ITEMS
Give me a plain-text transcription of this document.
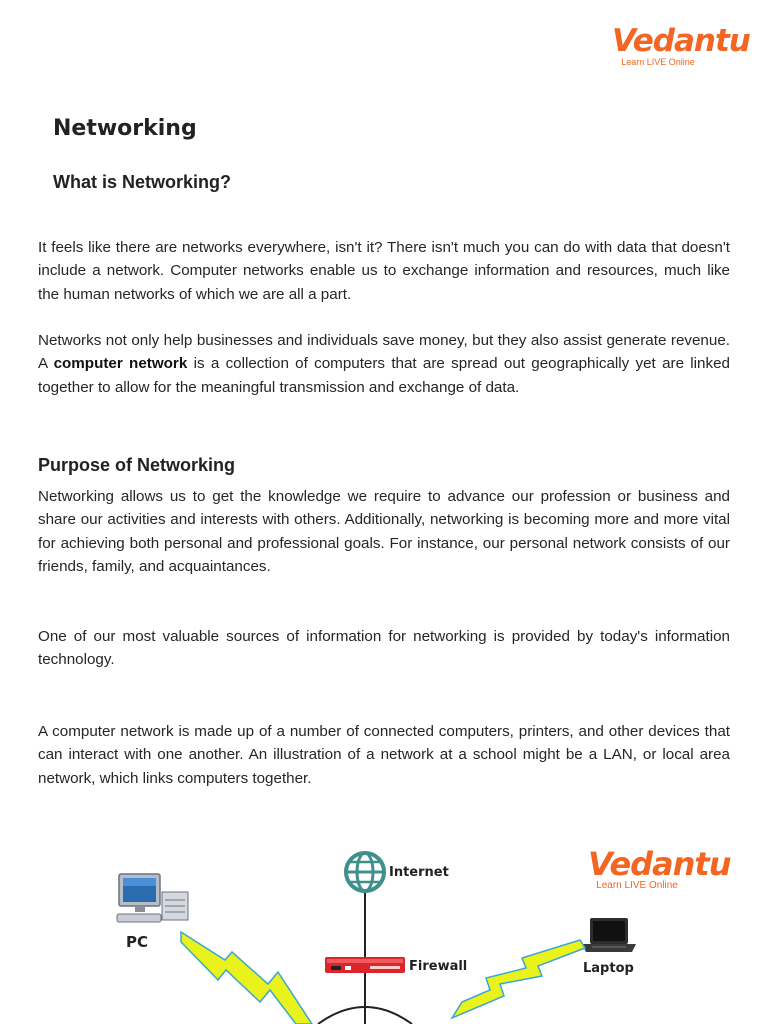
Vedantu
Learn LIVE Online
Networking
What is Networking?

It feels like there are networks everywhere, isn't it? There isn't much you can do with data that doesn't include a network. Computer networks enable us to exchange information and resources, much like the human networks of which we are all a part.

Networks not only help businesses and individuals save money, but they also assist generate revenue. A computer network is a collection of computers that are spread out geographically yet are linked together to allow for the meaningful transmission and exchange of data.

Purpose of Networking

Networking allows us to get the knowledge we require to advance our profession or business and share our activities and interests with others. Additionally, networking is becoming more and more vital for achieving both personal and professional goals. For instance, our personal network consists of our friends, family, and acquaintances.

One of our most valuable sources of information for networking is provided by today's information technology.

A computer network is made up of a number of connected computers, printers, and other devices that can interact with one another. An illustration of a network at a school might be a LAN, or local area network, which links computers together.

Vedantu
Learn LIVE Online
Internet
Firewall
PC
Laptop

==

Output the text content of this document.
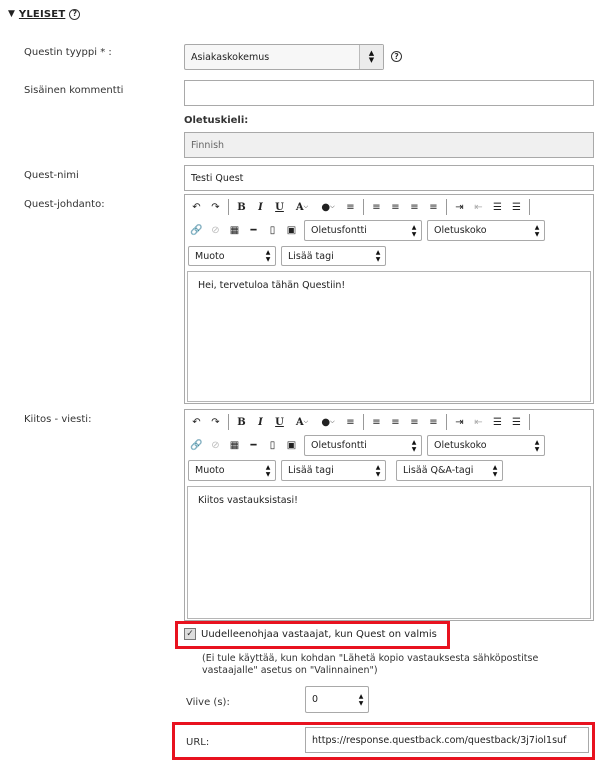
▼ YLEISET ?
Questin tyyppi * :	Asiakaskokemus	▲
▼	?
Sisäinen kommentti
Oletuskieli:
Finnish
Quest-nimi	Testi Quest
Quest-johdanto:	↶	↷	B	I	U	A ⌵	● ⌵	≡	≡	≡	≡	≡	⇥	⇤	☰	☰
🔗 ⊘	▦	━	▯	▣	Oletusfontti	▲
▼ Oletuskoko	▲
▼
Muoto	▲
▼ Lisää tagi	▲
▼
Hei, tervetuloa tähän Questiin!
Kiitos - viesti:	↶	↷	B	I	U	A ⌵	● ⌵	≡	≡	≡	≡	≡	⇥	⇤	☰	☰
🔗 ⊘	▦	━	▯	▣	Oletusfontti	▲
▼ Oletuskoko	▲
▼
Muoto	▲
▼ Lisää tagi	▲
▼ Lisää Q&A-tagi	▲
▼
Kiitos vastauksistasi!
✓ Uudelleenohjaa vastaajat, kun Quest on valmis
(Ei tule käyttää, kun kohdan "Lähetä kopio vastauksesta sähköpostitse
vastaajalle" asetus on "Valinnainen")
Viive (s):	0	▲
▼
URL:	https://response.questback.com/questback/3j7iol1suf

* * *

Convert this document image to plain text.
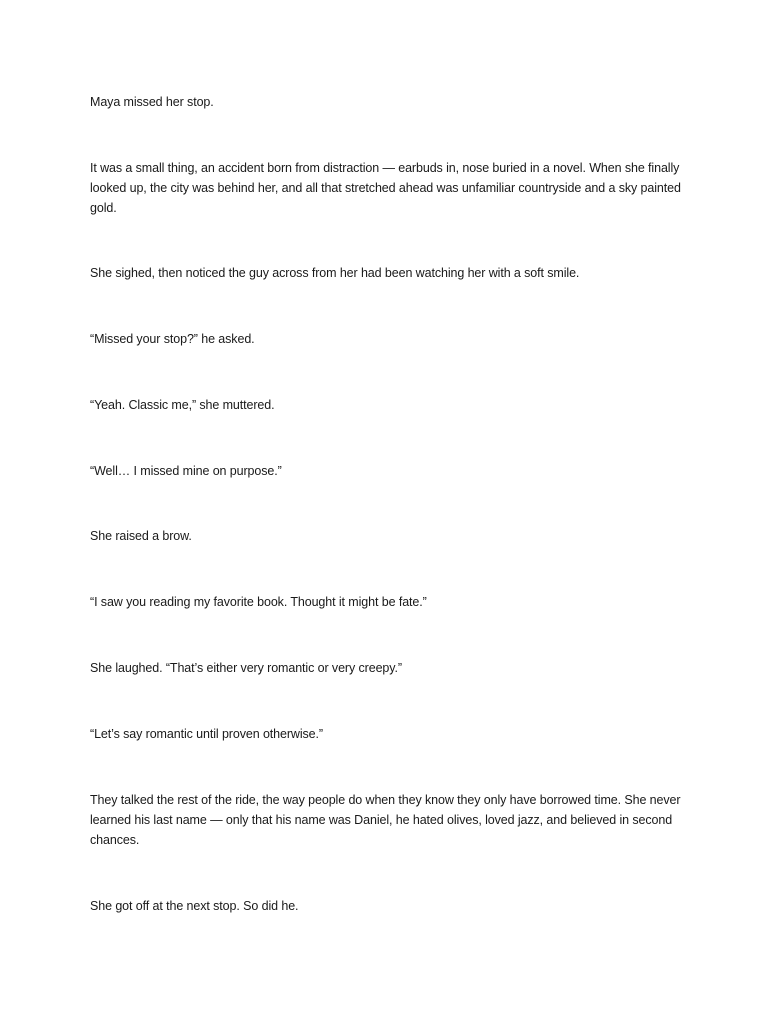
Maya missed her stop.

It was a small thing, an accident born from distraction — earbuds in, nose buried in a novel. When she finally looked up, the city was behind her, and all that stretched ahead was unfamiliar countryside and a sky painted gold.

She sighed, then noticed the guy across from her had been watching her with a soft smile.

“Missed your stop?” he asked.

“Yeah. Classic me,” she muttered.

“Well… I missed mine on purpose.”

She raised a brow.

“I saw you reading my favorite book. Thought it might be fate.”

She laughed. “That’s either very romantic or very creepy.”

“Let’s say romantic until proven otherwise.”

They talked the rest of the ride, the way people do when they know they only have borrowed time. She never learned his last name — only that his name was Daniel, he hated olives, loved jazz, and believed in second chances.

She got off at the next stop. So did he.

DIRECTIVE
Only the number is wanted: how many lines in the entries above contain the word "stop"?

WRITTEN ANSWER
3